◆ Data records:
————

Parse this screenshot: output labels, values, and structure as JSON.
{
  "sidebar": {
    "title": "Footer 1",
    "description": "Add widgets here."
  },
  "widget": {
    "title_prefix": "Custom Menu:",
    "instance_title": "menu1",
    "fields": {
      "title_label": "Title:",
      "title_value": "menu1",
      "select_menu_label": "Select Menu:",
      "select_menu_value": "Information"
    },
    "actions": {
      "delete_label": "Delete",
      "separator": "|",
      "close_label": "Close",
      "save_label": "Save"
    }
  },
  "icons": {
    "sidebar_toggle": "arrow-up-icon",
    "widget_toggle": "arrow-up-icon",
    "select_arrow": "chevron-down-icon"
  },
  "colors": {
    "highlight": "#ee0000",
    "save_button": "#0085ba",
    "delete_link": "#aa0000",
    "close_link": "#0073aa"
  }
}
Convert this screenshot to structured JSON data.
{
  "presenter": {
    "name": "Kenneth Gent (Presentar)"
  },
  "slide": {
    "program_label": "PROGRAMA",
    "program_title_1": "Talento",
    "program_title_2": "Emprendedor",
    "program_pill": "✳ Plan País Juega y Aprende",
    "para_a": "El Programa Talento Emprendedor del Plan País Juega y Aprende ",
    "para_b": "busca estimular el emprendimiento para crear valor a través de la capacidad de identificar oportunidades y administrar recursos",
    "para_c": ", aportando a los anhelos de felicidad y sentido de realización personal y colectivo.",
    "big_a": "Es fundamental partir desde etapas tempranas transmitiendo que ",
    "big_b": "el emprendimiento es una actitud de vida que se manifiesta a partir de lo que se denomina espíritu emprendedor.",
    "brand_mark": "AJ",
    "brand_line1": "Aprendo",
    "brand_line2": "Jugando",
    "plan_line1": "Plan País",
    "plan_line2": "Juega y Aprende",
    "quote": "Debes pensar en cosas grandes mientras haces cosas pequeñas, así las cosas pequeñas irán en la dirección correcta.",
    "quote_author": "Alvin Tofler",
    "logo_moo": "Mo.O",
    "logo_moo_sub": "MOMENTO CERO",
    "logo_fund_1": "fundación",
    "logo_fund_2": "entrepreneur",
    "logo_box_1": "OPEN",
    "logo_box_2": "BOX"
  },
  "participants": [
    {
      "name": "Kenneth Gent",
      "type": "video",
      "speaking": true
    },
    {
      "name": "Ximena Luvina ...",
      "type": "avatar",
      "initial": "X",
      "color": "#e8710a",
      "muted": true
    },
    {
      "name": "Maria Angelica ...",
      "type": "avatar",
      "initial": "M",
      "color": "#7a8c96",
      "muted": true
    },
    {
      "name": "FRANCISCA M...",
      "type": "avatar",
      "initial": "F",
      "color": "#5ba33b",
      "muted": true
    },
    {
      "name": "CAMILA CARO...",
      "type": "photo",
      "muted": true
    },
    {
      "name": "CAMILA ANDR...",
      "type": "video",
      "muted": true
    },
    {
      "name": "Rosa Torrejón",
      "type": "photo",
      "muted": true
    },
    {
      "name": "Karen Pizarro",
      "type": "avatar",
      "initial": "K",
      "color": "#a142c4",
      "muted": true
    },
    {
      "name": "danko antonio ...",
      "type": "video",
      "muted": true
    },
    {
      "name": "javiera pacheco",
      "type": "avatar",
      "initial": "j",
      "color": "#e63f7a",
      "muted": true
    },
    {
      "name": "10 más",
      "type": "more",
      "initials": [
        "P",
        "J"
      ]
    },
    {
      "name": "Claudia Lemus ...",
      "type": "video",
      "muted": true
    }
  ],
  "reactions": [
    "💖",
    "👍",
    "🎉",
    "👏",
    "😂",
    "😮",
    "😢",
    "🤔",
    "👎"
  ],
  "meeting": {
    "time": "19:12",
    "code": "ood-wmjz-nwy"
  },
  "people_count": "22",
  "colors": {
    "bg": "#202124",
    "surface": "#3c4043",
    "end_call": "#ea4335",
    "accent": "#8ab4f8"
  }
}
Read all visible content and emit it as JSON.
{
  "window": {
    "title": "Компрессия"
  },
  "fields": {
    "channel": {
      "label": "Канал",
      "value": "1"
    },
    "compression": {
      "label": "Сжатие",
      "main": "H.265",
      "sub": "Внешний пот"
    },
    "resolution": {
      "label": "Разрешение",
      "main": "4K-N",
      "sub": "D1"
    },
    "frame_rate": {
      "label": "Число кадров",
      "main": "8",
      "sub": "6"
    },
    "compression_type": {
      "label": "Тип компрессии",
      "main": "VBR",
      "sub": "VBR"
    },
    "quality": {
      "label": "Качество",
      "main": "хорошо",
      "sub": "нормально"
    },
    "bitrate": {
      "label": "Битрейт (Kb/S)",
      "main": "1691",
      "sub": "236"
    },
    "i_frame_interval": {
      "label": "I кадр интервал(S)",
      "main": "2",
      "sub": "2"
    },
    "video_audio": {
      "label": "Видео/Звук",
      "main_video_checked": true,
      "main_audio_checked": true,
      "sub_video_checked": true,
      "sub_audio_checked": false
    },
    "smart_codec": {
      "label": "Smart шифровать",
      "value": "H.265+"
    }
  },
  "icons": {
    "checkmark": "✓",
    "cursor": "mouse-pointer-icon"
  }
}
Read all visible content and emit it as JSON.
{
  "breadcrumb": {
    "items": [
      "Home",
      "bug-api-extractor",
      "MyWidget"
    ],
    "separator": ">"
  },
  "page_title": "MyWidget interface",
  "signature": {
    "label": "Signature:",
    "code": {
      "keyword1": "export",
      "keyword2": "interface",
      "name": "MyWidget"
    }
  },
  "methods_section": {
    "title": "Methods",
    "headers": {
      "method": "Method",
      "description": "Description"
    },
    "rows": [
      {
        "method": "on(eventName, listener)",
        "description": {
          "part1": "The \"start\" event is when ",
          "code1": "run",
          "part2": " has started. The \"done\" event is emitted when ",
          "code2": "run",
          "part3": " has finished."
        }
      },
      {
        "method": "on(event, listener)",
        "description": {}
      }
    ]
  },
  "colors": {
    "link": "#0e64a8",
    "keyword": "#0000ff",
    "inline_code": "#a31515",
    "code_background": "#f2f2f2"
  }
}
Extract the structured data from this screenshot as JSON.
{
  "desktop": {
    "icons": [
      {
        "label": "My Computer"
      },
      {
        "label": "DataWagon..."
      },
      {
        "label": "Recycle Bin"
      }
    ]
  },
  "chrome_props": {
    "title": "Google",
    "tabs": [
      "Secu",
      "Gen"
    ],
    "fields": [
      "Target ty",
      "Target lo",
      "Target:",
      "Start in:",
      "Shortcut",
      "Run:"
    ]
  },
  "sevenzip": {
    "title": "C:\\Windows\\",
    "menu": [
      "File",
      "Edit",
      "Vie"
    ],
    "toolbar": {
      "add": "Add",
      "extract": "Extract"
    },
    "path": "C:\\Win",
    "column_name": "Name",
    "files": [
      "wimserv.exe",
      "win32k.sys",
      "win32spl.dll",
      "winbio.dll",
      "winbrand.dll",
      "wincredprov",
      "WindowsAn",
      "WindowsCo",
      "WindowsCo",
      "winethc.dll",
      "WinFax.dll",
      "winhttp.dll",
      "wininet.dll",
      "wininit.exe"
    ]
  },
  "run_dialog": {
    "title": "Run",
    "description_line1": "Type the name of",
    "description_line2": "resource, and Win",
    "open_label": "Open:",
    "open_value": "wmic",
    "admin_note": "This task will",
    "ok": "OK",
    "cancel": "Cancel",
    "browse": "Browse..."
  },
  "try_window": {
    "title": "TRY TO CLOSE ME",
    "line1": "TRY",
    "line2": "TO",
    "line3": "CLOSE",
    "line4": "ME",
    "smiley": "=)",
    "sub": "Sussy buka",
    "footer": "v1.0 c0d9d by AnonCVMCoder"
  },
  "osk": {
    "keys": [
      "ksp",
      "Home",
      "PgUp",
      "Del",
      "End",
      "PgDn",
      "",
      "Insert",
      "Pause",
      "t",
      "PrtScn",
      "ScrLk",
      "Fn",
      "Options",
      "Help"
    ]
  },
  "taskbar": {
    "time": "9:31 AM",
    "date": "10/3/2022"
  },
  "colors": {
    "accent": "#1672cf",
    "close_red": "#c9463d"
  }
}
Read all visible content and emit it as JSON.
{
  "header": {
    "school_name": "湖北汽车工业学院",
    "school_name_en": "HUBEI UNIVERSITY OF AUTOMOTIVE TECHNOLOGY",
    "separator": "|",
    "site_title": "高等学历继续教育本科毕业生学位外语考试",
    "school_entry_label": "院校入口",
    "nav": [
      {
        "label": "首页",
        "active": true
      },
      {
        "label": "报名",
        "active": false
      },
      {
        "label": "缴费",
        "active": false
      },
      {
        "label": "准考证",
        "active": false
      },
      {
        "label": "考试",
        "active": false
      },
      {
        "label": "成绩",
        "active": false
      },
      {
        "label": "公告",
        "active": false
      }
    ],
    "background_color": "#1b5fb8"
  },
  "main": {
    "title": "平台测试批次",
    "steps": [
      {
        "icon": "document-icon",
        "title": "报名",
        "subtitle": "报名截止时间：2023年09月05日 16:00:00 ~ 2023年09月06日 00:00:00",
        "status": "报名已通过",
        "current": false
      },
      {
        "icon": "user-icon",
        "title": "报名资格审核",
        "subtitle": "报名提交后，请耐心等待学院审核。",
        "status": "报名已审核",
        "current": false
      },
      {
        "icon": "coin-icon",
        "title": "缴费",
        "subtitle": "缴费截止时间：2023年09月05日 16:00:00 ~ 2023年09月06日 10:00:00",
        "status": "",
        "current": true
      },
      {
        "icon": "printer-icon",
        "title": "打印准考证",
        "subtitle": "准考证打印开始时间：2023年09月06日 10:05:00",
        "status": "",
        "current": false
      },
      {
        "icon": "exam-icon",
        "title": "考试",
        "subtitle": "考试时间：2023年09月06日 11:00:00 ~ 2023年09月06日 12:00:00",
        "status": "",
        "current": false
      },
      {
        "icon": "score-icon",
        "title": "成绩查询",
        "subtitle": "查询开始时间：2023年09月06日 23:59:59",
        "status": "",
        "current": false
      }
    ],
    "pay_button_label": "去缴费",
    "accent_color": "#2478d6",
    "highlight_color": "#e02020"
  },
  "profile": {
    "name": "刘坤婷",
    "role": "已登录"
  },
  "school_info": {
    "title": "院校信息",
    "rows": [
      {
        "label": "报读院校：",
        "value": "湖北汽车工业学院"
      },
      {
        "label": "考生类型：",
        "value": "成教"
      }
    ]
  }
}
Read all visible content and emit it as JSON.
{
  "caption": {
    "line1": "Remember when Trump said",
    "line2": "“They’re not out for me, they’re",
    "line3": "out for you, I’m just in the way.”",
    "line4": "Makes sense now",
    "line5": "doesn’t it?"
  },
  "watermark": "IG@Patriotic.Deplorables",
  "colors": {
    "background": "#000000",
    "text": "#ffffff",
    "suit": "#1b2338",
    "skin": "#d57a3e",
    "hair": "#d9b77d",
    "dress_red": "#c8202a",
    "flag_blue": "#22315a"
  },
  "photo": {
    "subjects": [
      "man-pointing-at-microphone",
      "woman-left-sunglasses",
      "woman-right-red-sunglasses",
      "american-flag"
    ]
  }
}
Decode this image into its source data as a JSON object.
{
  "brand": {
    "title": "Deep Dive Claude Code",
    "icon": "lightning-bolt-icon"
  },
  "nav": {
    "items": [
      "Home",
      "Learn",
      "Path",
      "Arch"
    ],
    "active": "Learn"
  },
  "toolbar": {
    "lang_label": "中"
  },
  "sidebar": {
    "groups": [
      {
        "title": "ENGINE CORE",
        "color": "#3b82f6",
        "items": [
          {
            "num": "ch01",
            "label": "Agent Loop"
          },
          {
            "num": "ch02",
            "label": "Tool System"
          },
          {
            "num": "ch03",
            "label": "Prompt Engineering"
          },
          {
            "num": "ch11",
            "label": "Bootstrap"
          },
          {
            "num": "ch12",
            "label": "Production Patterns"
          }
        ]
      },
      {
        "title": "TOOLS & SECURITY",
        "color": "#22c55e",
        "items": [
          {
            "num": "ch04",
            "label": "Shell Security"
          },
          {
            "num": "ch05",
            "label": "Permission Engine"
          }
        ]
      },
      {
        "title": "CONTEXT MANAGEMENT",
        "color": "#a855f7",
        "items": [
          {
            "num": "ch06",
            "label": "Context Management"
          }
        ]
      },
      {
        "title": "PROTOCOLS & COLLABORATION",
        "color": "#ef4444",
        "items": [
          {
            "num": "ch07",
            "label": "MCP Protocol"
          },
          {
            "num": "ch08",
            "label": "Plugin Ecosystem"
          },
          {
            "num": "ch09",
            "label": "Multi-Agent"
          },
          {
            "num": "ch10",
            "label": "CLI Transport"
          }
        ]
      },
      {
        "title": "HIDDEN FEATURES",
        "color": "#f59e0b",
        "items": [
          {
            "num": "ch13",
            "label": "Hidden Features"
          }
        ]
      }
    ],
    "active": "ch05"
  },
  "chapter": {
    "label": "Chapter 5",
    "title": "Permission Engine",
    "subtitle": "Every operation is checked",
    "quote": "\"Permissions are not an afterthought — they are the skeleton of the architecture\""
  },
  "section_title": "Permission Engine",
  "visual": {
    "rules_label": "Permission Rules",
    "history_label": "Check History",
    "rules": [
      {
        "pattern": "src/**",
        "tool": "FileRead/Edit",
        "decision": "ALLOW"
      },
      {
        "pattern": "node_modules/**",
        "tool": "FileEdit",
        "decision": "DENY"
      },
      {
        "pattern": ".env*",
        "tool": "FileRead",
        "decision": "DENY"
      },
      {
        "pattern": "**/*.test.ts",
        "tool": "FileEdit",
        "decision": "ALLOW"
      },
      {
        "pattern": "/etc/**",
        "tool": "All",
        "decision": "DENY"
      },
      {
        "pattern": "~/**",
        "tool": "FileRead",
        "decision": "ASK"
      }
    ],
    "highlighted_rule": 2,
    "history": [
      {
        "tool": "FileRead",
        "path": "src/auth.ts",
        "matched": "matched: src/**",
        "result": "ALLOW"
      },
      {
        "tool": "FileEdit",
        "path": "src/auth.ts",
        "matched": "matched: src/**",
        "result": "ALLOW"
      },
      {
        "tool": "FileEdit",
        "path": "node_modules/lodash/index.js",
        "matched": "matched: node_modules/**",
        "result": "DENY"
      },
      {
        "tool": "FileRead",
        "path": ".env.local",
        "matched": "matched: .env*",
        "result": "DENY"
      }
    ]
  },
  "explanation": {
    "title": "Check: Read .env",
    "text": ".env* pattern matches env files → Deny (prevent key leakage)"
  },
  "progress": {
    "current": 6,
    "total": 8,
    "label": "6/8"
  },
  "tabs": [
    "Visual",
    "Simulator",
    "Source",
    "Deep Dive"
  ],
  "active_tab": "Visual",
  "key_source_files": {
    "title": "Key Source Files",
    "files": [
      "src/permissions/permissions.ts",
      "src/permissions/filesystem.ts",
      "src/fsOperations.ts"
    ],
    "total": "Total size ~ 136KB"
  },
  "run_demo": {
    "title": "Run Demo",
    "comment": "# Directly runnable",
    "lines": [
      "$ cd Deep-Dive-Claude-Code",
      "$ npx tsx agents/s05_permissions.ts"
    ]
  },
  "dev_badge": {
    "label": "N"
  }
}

————

◆ OBJECTIVE:
Copy out every line of the listing that includes the string "partir".

◆ FINISHED TASK:
    "big_a": "Es fundamental partir desde etapas tempranas transmitiendo que ",
    "big_b": "el emprendimiento es una actitud de vida que se manifiesta a partir de lo que se denomina espíritu emprendedor.",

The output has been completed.